- Dataset
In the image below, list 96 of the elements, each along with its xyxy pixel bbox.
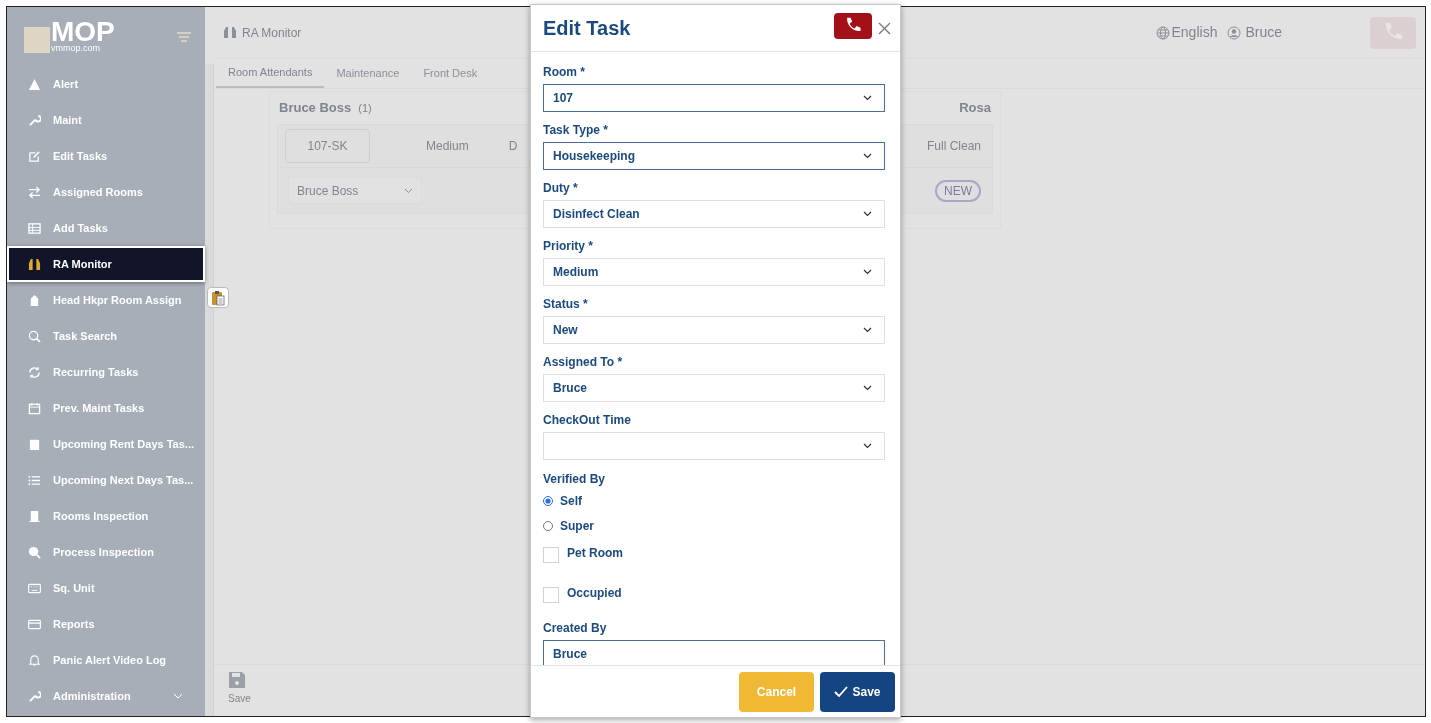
status-badge: NEW bbox=[935, 179, 981, 202]
sidebar-item[interactable]: Process Inspection bbox=[7, 534, 205, 570]
radio-label[interactable]: Super bbox=[560, 517, 594, 535]
checkbox-label[interactable]: Pet Room bbox=[567, 544, 623, 562]
field-label: CheckOut Time bbox=[543, 413, 632, 428]
keyboard-icon bbox=[28, 581, 41, 595]
checkbox[interactable] bbox=[543, 547, 559, 563]
checkbox[interactable] bbox=[543, 587, 559, 603]
field-label: Created By bbox=[543, 621, 608, 636]
chevron-icon bbox=[863, 269, 872, 275]
sidebar-item[interactable]: Reports bbox=[7, 606, 205, 642]
list-icon bbox=[28, 473, 41, 487]
paste-button[interactable] bbox=[207, 287, 229, 308]
scrollbar-track[interactable] bbox=[205, 64, 214, 716]
close-icon[interactable] bbox=[878, 21, 891, 35]
check-icon bbox=[834, 686, 849, 697]
language-selector[interactable]: English bbox=[1171, 22, 1218, 43]
sidebar-item[interactable]: Add Tasks bbox=[7, 210, 205, 246]
sidebar-item[interactable]: Recurring Tasks bbox=[7, 354, 205, 390]
refresh-icon bbox=[28, 365, 41, 379]
sidebar-item[interactable]: Rooms Inspection bbox=[7, 498, 205, 534]
logo-subtitle: vmmop.com bbox=[51, 44, 101, 53]
radio-label[interactable]: Self bbox=[560, 492, 582, 510]
sidebar-item[interactable]: Panic Alert Video Log bbox=[7, 642, 205, 678]
tab[interactable]: Maintenance bbox=[324, 59, 412, 88]
cancel-button[interactable]: Cancel bbox=[739, 671, 814, 712]
select-field[interactable]: Housekeeping bbox=[543, 142, 885, 170]
field-label: Verified By bbox=[543, 472, 607, 487]
chevron-icon bbox=[863, 95, 872, 101]
binoculars-icon bbox=[28, 257, 41, 271]
search-icon bbox=[28, 329, 41, 343]
sidebar-item[interactable]: Task Search bbox=[7, 318, 205, 354]
tab[interactable]: Front Desk bbox=[411, 59, 490, 88]
duty-text: Full Clean bbox=[926, 138, 981, 155]
field-label: Status * bbox=[543, 297, 589, 312]
door-icon bbox=[28, 509, 41, 523]
field-label: Room * bbox=[543, 65, 586, 80]
field-label: Priority * bbox=[543, 239, 594, 254]
globe-icon[interactable] bbox=[1155, 25, 1170, 40]
select-field[interactable]: Medium bbox=[543, 258, 885, 286]
logo-text: MOP bbox=[51, 20, 115, 44]
select-field[interactable]: Disinfect Clean bbox=[543, 200, 885, 228]
sidebar-item[interactable]: RA Monitor bbox=[7, 246, 205, 282]
binoculars-icon bbox=[223, 26, 237, 39]
sidebar-item[interactable]: Assigned Rooms bbox=[7, 174, 205, 210]
card-icon bbox=[28, 617, 41, 631]
radio-button[interactable] bbox=[543, 521, 553, 531]
checkbox-label[interactable]: Occupied bbox=[567, 584, 622, 602]
warning-icon bbox=[28, 77, 41, 91]
priority-text: Medium bbox=[426, 138, 469, 155]
save-icon[interactable] bbox=[228, 671, 246, 689]
chevron-icon bbox=[404, 187, 413, 194]
sidebar-item[interactable]: Alert bbox=[7, 66, 205, 102]
user-icon bbox=[1227, 25, 1242, 40]
radio-button[interactable] bbox=[543, 496, 553, 506]
chevron-icon bbox=[863, 327, 872, 333]
table-icon bbox=[28, 221, 41, 235]
select-field[interactable]: 107 bbox=[543, 84, 885, 112]
dialog-title: Edit Task bbox=[543, 16, 631, 41]
attendant-name: Bruce Boss bbox=[279, 99, 352, 118]
edit-icon bbox=[28, 149, 41, 163]
sidebar-item[interactable]: Prev. Maint Tasks bbox=[7, 390, 205, 426]
chevron-icon bbox=[173, 693, 183, 699]
field-label: Duty * bbox=[543, 181, 579, 196]
logo-icon bbox=[24, 27, 50, 53]
input-field[interactable]: Bruce bbox=[543, 640, 885, 665]
save-label: Save bbox=[228, 692, 251, 706]
chevron-icon bbox=[863, 211, 872, 217]
select-field[interactable] bbox=[543, 432, 885, 460]
room-label: 107-SK bbox=[285, 129, 370, 163]
select-field[interactable]: New bbox=[543, 316, 885, 344]
select-field[interactable]: Bruce bbox=[543, 374, 885, 402]
sidebar-item[interactable]: Maint bbox=[7, 102, 205, 138]
task-count: (1) bbox=[358, 100, 372, 116]
calendar-icon bbox=[28, 401, 41, 415]
field-label: Assigned To * bbox=[543, 355, 624, 370]
chevron-icon bbox=[863, 153, 872, 159]
swap-arrows-icon bbox=[28, 185, 41, 199]
duty-text: D bbox=[508, 138, 518, 155]
phone-button[interactable] bbox=[834, 13, 872, 39]
sidebar-item[interactable]: Edit Tasks bbox=[7, 138, 205, 174]
page-title: RA Monitor bbox=[242, 24, 302, 42]
assignee-select[interactable]: Bruce Boss bbox=[288, 177, 422, 204]
bell-icon bbox=[28, 653, 41, 667]
chevron-icon bbox=[863, 443, 872, 449]
attendant-name: Rosa bbox=[959, 99, 991, 118]
chevron-icon bbox=[863, 385, 872, 391]
sidebar-item[interactable]: Sq. Unit bbox=[7, 570, 205, 606]
sidebar-item[interactable]: Upcoming Rent Days Tas... bbox=[7, 426, 205, 462]
save-button[interactable]: Save bbox=[820, 671, 895, 712]
sidebar-item[interactable]: Administration bbox=[7, 678, 205, 714]
field-label: Task Type * bbox=[543, 123, 609, 138]
menu-icon[interactable] bbox=[177, 31, 191, 42]
sidebar-item[interactable]: Head Hkpr Room Assign bbox=[7, 282, 205, 318]
sidebar-item[interactable]: Upcoming Next Days Tas... bbox=[7, 462, 205, 498]
user-name[interactable]: Bruce bbox=[1245, 22, 1282, 43]
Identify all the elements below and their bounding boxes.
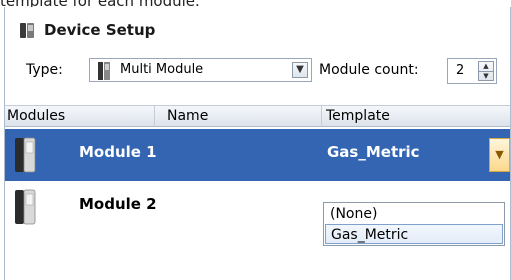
dropdown-option-gas-metric[interactable]: Gas_Metric <box>325 224 503 244</box>
panel-title: Device Setup <box>44 21 156 39</box>
type-select[interactable]: Multi Module ▼ <box>89 58 312 82</box>
module-name: Module 2 <box>79 195 157 213</box>
module-device-icon <box>15 137 36 173</box>
module-count-label: Module count: <box>319 62 419 78</box>
chevron-down-icon[interactable]: ▼ <box>292 62 308 78</box>
chevron-down-icon[interactable]: ▼ <box>489 138 510 172</box>
dropdown-option-none[interactable]: (None) <box>325 204 503 224</box>
spin-up-icon[interactable]: ▲ <box>479 62 493 72</box>
column-header-modules[interactable]: Modules <box>5 106 155 127</box>
module-template[interactable]: Gas_Metric <box>327 143 420 161</box>
table-row[interactable]: Module 1 Gas_Metric ▼ <box>5 129 510 181</box>
device-setup-panel: Device Setup Type: Multi Module ▼ Module… <box>4 7 511 280</box>
type-row: Type: Multi Module ▼ Module count: 2 ▲ ▼ <box>5 57 510 85</box>
module-count-value[interactable]: 2 <box>456 63 464 78</box>
type-label: Type: <box>26 62 63 78</box>
column-header-template[interactable]: Template <box>322 106 510 127</box>
grid-header: Modules Name Template <box>5 105 510 127</box>
module-name: Module 1 <box>79 143 157 161</box>
panel-titlebar: Device Setup <box>5 7 510 51</box>
type-select-value: Multi Module <box>120 62 204 77</box>
module-count-stepper[interactable]: 2 ▲ ▼ <box>447 58 497 84</box>
template-dropdown-list: (None) Gas_Metric <box>323 202 505 246</box>
spin-down-icon[interactable]: ▼ <box>479 72 493 81</box>
column-header-name[interactable]: Name <box>155 106 322 127</box>
spinner: ▲ ▼ <box>478 61 494 81</box>
device-icon <box>20 23 34 38</box>
module-icon <box>98 62 110 80</box>
module-device-icon <box>15 189 36 225</box>
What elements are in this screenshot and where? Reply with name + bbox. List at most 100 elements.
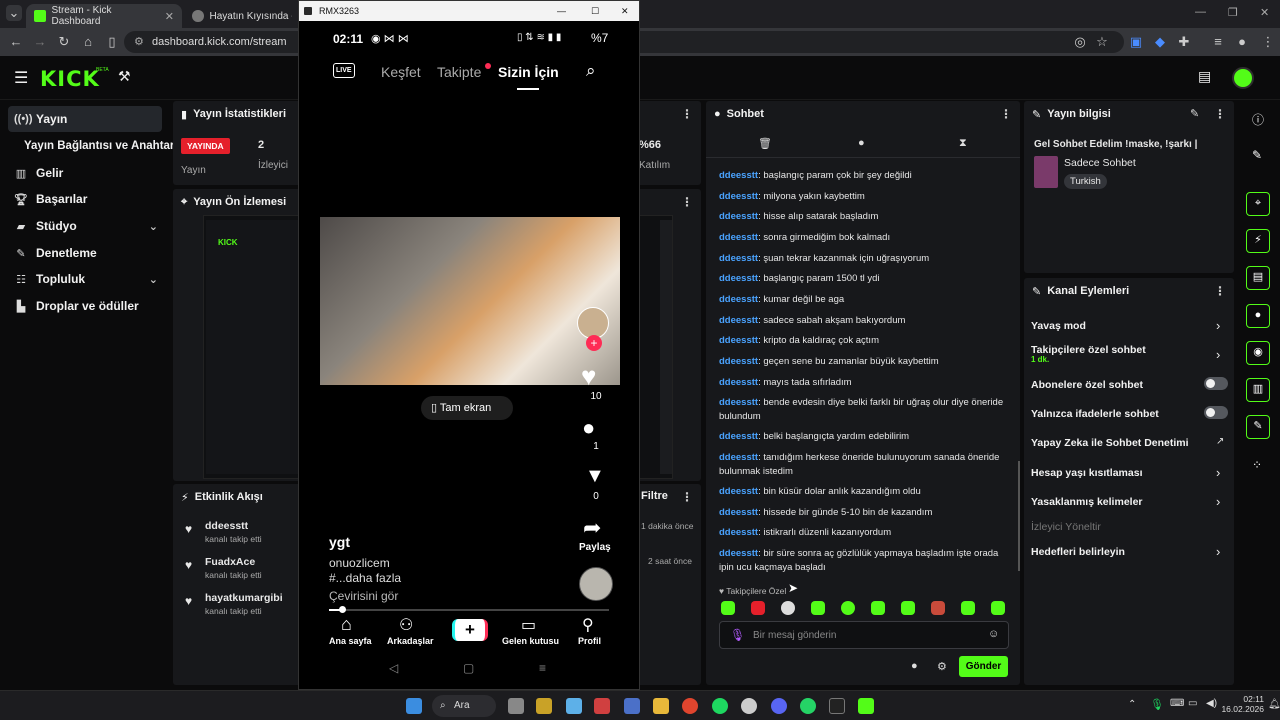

- Brief
Rewrite the entries from the line containing "status-badge: NEW bbox=[935, 179, 981, 202]" through the line containing "cancel-button[interactable]: Cancel bbox=[739, 671, 814, 712]", both included, as a numbered list with blank lines left out.

- The completed task
1. status-badge: NEW bbox=[935, 179, 981, 202]
2. sidebar-item[interactable]: Process Inspection bbox=[7, 534, 205, 570]
3. radio-label[interactable]: Super bbox=[560, 517, 594, 535]
4. checkbox-label[interactable]: Pet Room bbox=[567, 544, 623, 562]
5. field-label: CheckOut Time bbox=[543, 413, 632, 428]
6. keyboard-icon bbox=[28, 581, 41, 595]
7. checkbox[interactable] bbox=[543, 547, 559, 563]
8. checkbox[interactable] bbox=[543, 587, 559, 603]
9. field-label: Created By bbox=[543, 621, 608, 636]
10. chevron-icon bbox=[863, 269, 872, 275]
11. sidebar-item[interactable]: Reports bbox=[7, 606, 205, 642]
12. list-icon bbox=[28, 473, 41, 487]
13. paste-button[interactable] bbox=[207, 287, 229, 308]
14. scrollbar-track[interactable] bbox=[205, 64, 214, 716]
15. close-icon[interactable] bbox=[878, 21, 891, 35]
16. check-icon bbox=[834, 686, 849, 697]
17. language-selector[interactable]: English bbox=[1171, 22, 1218, 43]
18. sidebar-item[interactable]: Add Tasks bbox=[7, 210, 205, 246]
19. sidebar-item[interactable]: Recurring Tasks bbox=[7, 354, 205, 390]
20. refresh-icon bbox=[28, 365, 41, 379]
21. sidebar-item[interactable]: Rooms Inspection bbox=[7, 498, 205, 534]
22. logo-subtitle: vmmop.com bbox=[51, 44, 101, 53]
23. radio-label[interactable]: Self bbox=[560, 492, 582, 510]
24. sidebar-item[interactable]: Panic Alert Video Log bbox=[7, 642, 205, 678]
25. tab[interactable]: Maintenance bbox=[324, 59, 412, 88]
26. cancel-button[interactable]: Cancel bbox=[739, 671, 814, 712]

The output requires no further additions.